### EXERCISE DESCRIPTION
From the listing below, pull each line that includes "Государственная".
:: DATA LINES ::
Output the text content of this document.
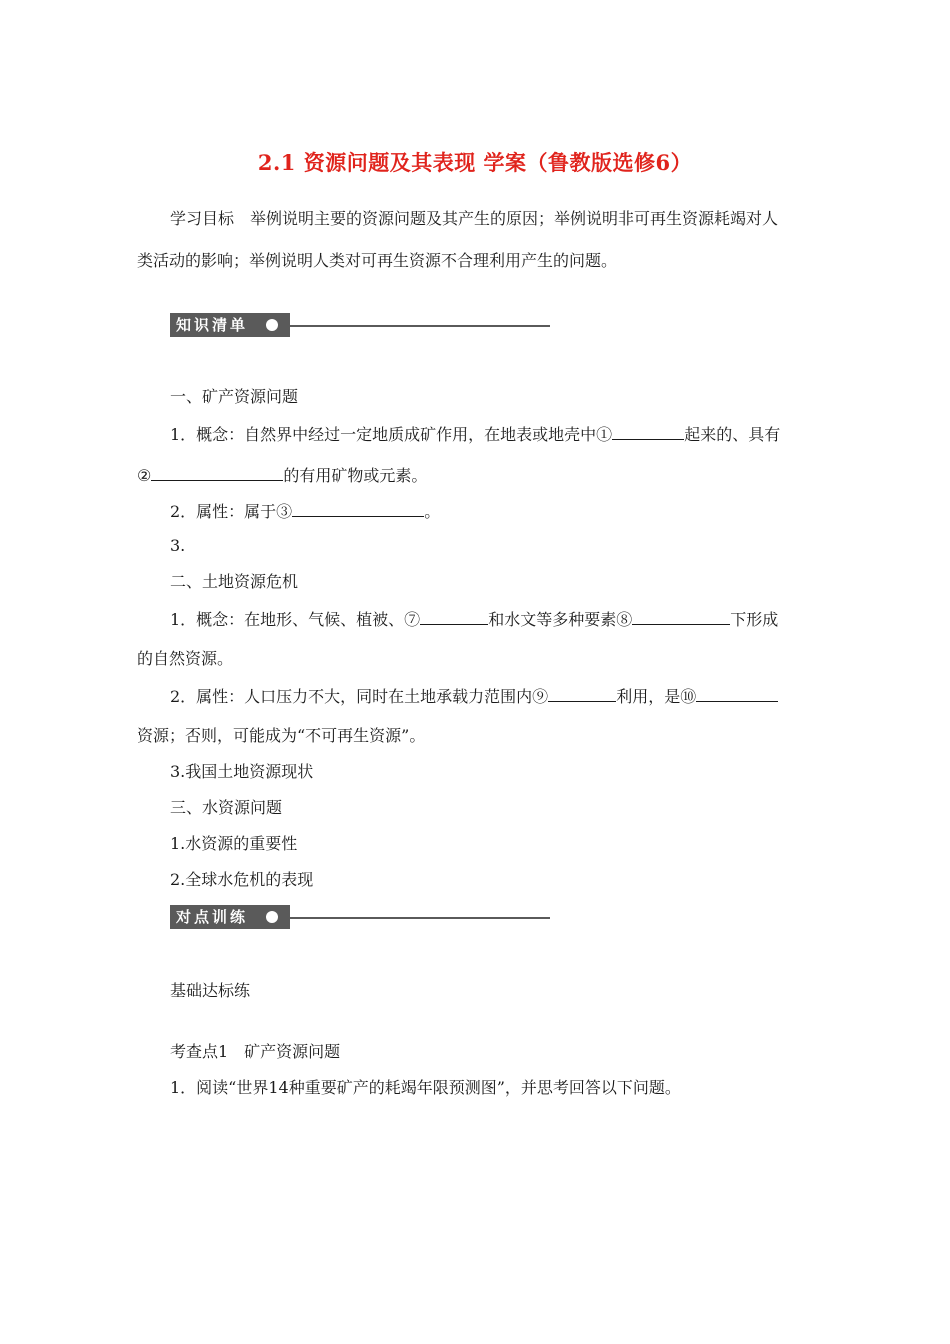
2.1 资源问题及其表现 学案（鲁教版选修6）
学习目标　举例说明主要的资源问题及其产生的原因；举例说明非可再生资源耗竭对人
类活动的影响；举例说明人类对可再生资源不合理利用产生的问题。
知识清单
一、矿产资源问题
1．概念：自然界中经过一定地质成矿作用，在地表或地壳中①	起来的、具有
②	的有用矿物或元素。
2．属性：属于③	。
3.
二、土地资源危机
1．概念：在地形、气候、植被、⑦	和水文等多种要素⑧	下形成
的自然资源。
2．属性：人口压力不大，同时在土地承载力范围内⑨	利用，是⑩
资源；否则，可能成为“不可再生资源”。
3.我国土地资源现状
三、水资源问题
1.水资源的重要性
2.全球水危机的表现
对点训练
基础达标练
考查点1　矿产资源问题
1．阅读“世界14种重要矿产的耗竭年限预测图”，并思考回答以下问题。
:::
:: DATA LINES ::
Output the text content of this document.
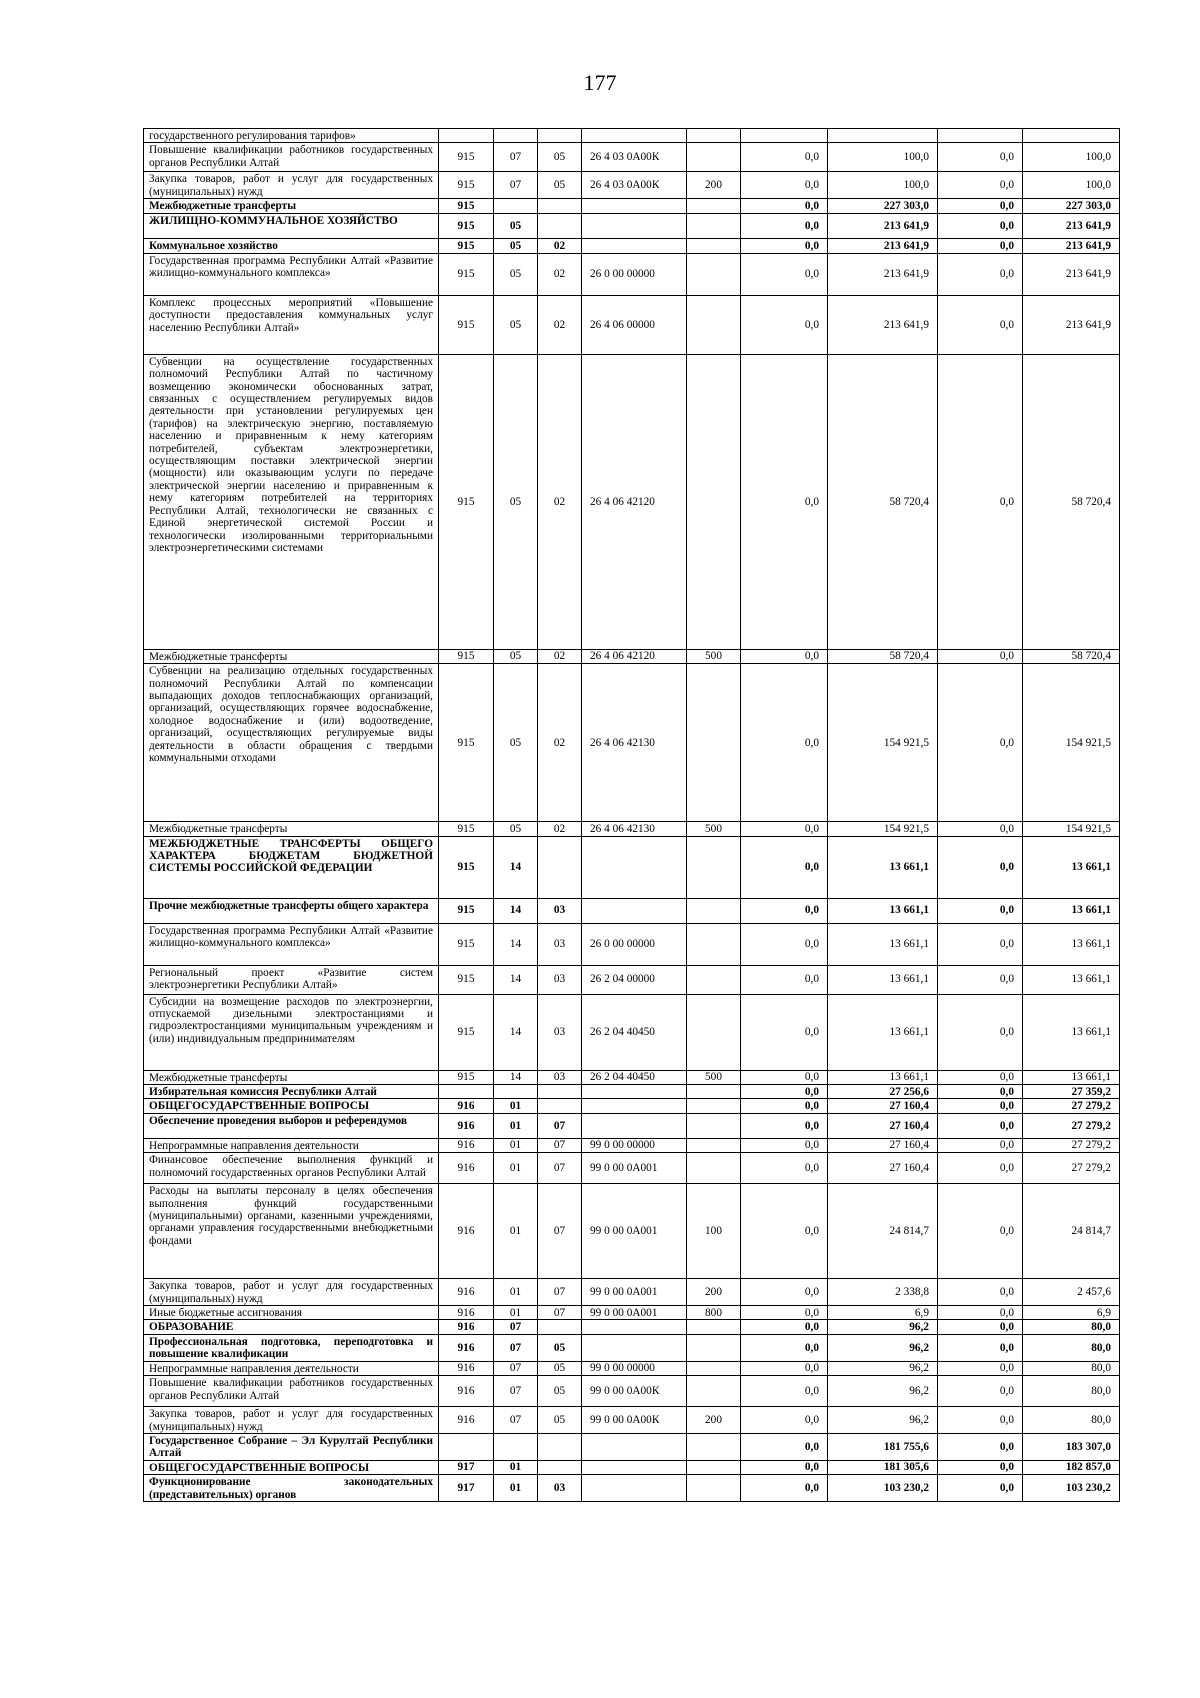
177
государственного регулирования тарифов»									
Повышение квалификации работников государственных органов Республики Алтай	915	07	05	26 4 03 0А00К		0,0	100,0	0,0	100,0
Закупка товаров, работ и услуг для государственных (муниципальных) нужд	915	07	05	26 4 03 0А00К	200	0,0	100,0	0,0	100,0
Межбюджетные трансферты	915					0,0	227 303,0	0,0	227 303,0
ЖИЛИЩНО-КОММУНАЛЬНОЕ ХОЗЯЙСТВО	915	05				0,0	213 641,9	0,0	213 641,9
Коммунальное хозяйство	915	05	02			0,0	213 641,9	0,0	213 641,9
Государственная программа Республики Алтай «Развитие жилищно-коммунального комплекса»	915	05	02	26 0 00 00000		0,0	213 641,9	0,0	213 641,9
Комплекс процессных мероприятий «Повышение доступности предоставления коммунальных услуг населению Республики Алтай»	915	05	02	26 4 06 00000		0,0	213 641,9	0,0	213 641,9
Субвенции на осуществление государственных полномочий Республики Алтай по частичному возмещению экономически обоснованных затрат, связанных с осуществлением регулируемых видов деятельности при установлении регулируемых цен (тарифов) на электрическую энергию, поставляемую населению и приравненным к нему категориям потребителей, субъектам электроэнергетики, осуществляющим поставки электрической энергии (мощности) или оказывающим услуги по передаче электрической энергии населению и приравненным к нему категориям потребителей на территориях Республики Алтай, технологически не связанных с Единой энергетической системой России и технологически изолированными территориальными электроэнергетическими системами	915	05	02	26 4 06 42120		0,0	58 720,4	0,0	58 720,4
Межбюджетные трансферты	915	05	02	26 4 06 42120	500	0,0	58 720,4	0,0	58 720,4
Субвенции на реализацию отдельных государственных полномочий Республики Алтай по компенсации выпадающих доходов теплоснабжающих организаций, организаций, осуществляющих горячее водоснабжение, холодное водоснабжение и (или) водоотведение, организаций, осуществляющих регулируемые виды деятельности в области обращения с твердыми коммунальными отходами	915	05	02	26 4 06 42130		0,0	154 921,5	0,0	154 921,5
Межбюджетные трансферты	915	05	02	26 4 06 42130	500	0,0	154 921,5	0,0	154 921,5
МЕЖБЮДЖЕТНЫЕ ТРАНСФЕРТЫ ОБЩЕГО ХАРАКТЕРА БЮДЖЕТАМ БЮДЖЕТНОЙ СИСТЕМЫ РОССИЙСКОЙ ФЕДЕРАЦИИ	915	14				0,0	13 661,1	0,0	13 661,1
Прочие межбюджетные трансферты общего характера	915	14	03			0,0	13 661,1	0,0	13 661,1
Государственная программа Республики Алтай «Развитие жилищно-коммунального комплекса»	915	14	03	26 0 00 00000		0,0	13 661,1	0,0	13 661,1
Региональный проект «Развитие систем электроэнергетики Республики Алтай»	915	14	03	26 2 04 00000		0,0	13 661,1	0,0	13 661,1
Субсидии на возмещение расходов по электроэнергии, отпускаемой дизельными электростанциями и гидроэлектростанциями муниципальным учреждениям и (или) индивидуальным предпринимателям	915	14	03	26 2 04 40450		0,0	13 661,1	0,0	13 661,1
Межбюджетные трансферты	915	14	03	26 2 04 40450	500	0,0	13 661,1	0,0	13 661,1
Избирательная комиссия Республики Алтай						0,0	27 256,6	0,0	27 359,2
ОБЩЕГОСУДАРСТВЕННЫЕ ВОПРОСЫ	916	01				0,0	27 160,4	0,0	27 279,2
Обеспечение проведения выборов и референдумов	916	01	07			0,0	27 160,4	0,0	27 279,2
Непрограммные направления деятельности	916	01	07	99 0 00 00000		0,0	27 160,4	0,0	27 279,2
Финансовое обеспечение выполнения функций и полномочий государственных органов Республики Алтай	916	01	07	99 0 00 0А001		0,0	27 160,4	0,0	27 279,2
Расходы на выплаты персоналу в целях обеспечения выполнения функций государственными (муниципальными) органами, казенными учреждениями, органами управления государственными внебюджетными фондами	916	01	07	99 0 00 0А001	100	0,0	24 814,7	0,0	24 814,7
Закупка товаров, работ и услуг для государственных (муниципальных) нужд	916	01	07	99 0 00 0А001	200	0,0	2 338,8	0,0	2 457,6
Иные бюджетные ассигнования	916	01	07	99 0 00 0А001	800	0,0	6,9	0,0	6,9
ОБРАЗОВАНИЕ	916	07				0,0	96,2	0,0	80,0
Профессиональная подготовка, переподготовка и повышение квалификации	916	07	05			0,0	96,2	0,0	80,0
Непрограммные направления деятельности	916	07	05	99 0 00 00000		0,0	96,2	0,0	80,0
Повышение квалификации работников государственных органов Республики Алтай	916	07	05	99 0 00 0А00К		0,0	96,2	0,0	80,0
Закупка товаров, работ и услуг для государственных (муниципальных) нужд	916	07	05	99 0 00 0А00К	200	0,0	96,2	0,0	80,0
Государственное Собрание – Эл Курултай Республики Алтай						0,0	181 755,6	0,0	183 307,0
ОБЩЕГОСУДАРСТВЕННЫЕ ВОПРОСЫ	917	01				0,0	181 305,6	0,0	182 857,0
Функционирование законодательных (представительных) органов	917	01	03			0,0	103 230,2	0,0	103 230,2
:::
:: DATA LINES ::
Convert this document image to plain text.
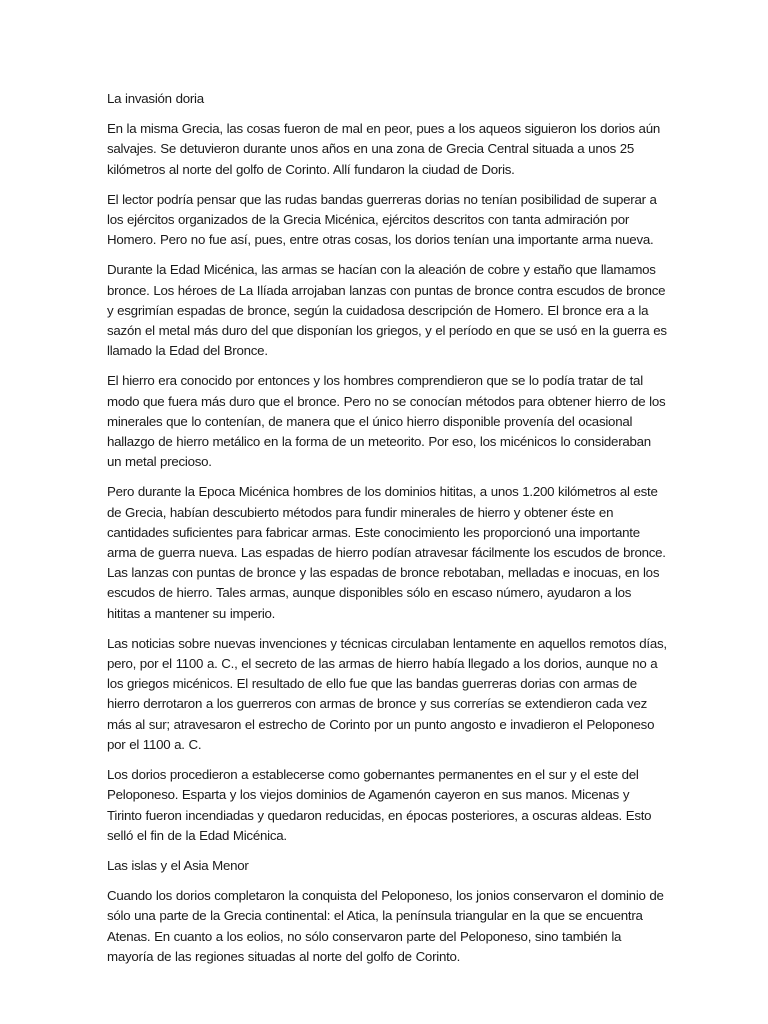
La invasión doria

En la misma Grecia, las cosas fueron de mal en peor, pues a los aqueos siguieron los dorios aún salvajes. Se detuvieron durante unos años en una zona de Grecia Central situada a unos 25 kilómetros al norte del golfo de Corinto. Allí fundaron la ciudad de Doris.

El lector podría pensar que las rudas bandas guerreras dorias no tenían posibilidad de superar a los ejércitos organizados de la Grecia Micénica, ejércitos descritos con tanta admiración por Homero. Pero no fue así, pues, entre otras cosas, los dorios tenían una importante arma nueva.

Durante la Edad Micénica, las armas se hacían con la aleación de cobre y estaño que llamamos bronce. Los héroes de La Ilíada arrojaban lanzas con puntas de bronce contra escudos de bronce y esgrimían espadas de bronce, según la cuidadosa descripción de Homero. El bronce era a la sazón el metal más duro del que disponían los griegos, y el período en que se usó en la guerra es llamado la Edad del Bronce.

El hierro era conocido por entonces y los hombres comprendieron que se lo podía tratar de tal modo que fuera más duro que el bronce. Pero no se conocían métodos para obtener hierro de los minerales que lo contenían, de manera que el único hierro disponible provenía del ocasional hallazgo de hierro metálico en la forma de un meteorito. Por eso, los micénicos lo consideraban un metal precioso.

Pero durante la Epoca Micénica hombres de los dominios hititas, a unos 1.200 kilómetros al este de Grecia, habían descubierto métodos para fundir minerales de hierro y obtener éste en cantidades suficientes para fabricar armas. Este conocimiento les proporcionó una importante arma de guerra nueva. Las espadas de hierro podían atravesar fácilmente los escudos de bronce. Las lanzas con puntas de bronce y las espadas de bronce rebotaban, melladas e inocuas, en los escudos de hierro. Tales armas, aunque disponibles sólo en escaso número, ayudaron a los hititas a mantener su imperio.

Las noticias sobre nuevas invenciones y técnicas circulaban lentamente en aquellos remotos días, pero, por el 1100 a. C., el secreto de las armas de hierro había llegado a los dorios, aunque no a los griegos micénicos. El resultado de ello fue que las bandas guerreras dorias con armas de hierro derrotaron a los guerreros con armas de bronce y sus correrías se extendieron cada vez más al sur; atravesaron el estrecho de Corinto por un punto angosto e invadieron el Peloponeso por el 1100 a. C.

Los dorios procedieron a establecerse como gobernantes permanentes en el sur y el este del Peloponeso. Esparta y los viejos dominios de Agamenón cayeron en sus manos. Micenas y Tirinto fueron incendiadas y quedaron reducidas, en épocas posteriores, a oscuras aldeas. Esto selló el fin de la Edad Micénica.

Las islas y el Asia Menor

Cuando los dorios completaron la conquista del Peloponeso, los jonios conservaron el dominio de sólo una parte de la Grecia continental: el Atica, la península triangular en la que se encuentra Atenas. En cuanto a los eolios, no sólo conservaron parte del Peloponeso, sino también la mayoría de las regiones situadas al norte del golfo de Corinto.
:::
### OUTPUT FOR THIS EXERCISE
Государственная программа Республики Алтай «Развитие жилищно-коммунального комплекса»	915	05	02	26 0 00 00000		0,0	213 641,9	0,0	213 641,9
Государственная программа Республики Алтай «Развитие жилищно-коммунального комплекса»	915	14	03	26 0 00 00000		0,0	13 661,1	0,0	13 661,1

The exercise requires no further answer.